[Dataset records]
= = = = =

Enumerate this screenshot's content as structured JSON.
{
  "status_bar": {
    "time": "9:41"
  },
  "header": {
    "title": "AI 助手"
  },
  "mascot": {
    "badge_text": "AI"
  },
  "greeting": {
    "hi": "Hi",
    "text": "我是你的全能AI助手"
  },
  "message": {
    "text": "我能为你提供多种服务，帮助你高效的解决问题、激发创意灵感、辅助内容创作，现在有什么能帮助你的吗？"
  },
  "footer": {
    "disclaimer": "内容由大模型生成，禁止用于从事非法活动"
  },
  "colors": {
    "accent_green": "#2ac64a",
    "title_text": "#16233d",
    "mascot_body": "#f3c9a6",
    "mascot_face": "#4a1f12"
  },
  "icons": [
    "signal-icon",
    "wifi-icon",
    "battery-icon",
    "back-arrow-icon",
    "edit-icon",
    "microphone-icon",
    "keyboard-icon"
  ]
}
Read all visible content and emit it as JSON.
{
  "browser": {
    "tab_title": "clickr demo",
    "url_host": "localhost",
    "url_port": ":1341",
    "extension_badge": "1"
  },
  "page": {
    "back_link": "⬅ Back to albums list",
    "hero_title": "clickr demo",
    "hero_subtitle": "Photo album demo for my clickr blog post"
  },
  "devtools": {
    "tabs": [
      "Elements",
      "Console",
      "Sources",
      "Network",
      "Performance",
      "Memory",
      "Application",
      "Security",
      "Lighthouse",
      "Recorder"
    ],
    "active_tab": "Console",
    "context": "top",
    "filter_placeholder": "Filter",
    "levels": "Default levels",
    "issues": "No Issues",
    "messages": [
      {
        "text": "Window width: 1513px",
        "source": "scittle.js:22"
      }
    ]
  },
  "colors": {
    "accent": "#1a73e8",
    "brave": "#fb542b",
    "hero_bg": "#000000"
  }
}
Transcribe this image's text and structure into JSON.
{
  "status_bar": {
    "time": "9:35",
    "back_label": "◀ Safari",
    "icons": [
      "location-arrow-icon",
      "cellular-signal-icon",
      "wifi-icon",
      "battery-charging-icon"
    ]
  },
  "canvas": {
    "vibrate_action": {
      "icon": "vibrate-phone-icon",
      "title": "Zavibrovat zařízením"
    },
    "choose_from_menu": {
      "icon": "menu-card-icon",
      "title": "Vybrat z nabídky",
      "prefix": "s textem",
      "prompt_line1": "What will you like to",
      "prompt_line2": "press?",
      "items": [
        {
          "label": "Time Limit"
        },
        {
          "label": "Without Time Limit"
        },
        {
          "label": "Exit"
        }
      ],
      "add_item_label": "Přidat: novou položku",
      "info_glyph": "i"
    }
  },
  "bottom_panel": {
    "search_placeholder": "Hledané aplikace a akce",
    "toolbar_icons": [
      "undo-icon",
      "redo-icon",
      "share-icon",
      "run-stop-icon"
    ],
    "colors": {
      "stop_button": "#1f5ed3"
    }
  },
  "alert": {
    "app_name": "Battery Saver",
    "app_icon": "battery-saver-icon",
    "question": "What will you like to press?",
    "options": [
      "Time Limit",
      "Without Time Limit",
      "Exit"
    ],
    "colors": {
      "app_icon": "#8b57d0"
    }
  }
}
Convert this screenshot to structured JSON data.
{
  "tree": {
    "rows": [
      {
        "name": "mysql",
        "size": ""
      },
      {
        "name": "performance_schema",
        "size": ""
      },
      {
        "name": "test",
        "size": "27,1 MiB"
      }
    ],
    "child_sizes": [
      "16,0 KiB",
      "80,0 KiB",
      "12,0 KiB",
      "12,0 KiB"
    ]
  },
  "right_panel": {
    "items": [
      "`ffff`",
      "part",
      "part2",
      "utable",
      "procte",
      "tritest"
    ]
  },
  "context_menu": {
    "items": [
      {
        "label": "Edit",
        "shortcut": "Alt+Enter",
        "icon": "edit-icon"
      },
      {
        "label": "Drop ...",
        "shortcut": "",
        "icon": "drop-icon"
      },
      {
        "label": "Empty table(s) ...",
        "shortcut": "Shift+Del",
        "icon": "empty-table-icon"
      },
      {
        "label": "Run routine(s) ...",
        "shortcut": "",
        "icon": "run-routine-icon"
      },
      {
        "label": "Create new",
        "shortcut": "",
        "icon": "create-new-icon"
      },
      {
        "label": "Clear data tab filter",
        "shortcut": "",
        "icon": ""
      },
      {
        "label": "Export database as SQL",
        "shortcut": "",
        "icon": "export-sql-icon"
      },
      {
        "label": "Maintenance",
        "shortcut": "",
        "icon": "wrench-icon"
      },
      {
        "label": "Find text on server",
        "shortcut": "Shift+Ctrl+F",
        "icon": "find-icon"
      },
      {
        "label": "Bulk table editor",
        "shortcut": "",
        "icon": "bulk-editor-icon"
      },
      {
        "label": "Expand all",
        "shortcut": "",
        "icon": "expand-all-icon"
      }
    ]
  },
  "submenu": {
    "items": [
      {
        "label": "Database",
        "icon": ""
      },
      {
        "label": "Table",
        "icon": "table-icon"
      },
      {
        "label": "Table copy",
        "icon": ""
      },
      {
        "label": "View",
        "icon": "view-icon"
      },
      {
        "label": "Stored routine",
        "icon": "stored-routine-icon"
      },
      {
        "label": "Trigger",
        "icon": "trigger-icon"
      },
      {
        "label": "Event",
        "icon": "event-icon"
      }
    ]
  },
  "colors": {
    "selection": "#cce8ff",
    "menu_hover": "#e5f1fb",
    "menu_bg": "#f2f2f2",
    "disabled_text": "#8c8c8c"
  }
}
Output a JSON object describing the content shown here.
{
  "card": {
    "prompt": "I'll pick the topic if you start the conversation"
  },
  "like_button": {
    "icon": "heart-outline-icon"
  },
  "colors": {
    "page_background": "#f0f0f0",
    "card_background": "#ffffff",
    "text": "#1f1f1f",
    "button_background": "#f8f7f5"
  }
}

= = = = =

**Task**: Type out the entries again, word for word.

**Task response**:
Enumerate this screenshot's content as structured JSON.
{
  "status_bar": {
    "time": "9:41"
  },
  "header": {
    "title": "AI 助手"
  },
  "mascot": {
    "badge_text": "AI"
  },
  "greeting": {
    "hi": "Hi",
    "text": "我是你的全能AI助手"
  },
  "message": {
    "text": "我能为你提供多种服务，帮助你高效的解决问题、激发创意灵感、辅助内容创作，现在有什么能帮助你的吗？"
  },
  "footer": {
    "disclaimer": "内容由大模型生成，禁止用于从事非法活动"
  },
  "colors": {
    "accent_green": "#2ac64a",
    "title_text": "#16233d",
    "mascot_body": "#f3c9a6",
    "mascot_face": "#4a1f12"
  },
  "icons": [
    "signal-icon",
    "wifi-icon",
    "battery-icon",
    "back-arrow-icon",
    "edit-icon",
    "microphone-icon",
    "keyboard-icon"
  ]
}
Read all visible content and emit it as JSON.
{
  "browser": {
    "tab_title": "clickr demo",
    "url_host": "localhost",
    "url_port": ":1341",
    "extension_badge": "1"
  },
  "page": {
    "back_link": "⬅ Back to albums list",
    "hero_title": "clickr demo",
    "hero_subtitle": "Photo album demo for my clickr blog post"
  },
  "devtools": {
    "tabs": [
      "Elements",
      "Console",
      "Sources",
      "Network",
      "Performance",
      "Memory",
      "Application",
      "Security",
      "Lighthouse",
      "Recorder"
    ],
    "active_tab": "Console",
    "context": "top",
    "filter_placeholder": "Filter",
    "levels": "Default levels",
    "issues": "No Issues",
    "messages": [
      {
        "text": "Window width: 1513px",
        "source": "scittle.js:22"
      }
    ]
  },
  "colors": {
    "accent": "#1a73e8",
    "brave": "#fb542b",
    "hero_bg": "#000000"
  }
}
Transcribe this image's text and structure into JSON.
{
  "status_bar": {
    "time": "9:35",
    "back_label": "◀ Safari",
    "icons": [
      "location-arrow-icon",
      "cellular-signal-icon",
      "wifi-icon",
      "battery-charging-icon"
    ]
  },
  "canvas": {
    "vibrate_action": {
      "icon": "vibrate-phone-icon",
      "title": "Zavibrovat zařízením"
    },
    "choose_from_menu": {
      "icon": "menu-card-icon",
      "title": "Vybrat z nabídky",
      "prefix": "s textem",
      "prompt_line1": "What will you like to",
      "prompt_line2": "press?",
      "items": [
        {
          "label": "Time Limit"
        },
        {
          "label": "Without Time Limit"
        },
        {
          "label": "Exit"
        }
      ],
      "add_item_label": "Přidat: novou položku",
      "info_glyph": "i"
    }
  },
  "bottom_panel": {
    "search_placeholder": "Hledané aplikace a akce",
    "toolbar_icons": [
      "undo-icon",
      "redo-icon",
      "share-icon",
      "run-stop-icon"
    ],
    "colors": {
      "stop_button": "#1f5ed3"
    }
  },
  "alert": {
    "app_name": "Battery Saver",
    "app_icon": "battery-saver-icon",
    "question": "What will you like to press?",
    "options": [
      "Time Limit",
      "Without Time Limit",
      "Exit"
    ],
    "colors": {
      "app_icon": "#8b57d0"
    }
  }
}
Convert this screenshot to structured JSON data.
{
  "tree": {
    "rows": [
      {
        "name": "mysql",
        "size": ""
      },
      {
        "name": "performance_schema",
        "size": ""
      },
      {
        "name": "test",
        "size": "27,1 MiB"
      }
    ],
    "child_sizes": [
      "16,0 KiB",
      "80,0 KiB",
      "12,0 KiB",
      "12,0 KiB"
    ]
  },
  "right_panel": {
    "items": [
      "`ffff`",
      "part",
      "part2",
      "utable",
      "procte",
      "tritest"
    ]
  },
  "context_menu": {
    "items": [
      {
        "label": "Edit",
        "shortcut": "Alt+Enter",
        "icon": "edit-icon"
      },
      {
        "label": "Drop ...",
        "shortcut": "",
        "icon": "drop-icon"
      },
      {
        "label": "Empty table(s) ...",
        "shortcut": "Shift+Del",
        "icon": "empty-table-icon"
      },
      {
        "label": "Run routine(s) ...",
        "shortcut": "",
        "icon": "run-routine-icon"
      },
      {
        "label": "Create new",
        "shortcut": "",
        "icon": "create-new-icon"
      },
      {
        "label": "Clear data tab filter",
        "shortcut": "",
        "icon": ""
      },
      {
        "label": "Export database as SQL",
        "shortcut": "",
        "icon": "export-sql-icon"
      },
      {
        "label": "Maintenance",
        "shortcut": "",
        "icon": "wrench-icon"
      },
      {
        "label": "Find text on server",
        "shortcut": "Shift+Ctrl+F",
        "icon": "find-icon"
      },
      {
        "label": "Bulk table editor",
        "shortcut": "",
        "icon": "bulk-editor-icon"
      },
      {
        "label": "Expand all",
        "shortcut": "",
        "icon": "expand-all-icon"
      }
    ]
  },
  "submenu": {
    "items": [
      {
        "label": "Database",
        "icon": ""
      },
      {
        "label": "Table",
        "icon": "table-icon"
      },
      {
        "label": "Table copy",
        "icon": ""
      },
      {
        "label": "View",
        "icon": "view-icon"
      },
      {
        "label": "Stored routine",
        "icon": "stored-routine-icon"
      },
      {
        "label": "Trigger",
        "icon": "trigger-icon"
      },
      {
        "label": "Event",
        "icon": "event-icon"
      }
    ]
  },
  "colors": {
    "selection": "#cce8ff",
    "menu_hover": "#e5f1fb",
    "menu_bg": "#f2f2f2",
    "disabled_text": "#8c8c8c"
  }
}
Output a JSON object describing the content shown here.
{
  "card": {
    "prompt": "I'll pick the topic if you start the conversation"
  },
  "like_button": {
    "icon": "heart-outline-icon"
  },
  "colors": {
    "page_background": "#f0f0f0",
    "card_background": "#ffffff",
    "text": "#1f1f1f",
    "button_background": "#f8f7f5"
  }
}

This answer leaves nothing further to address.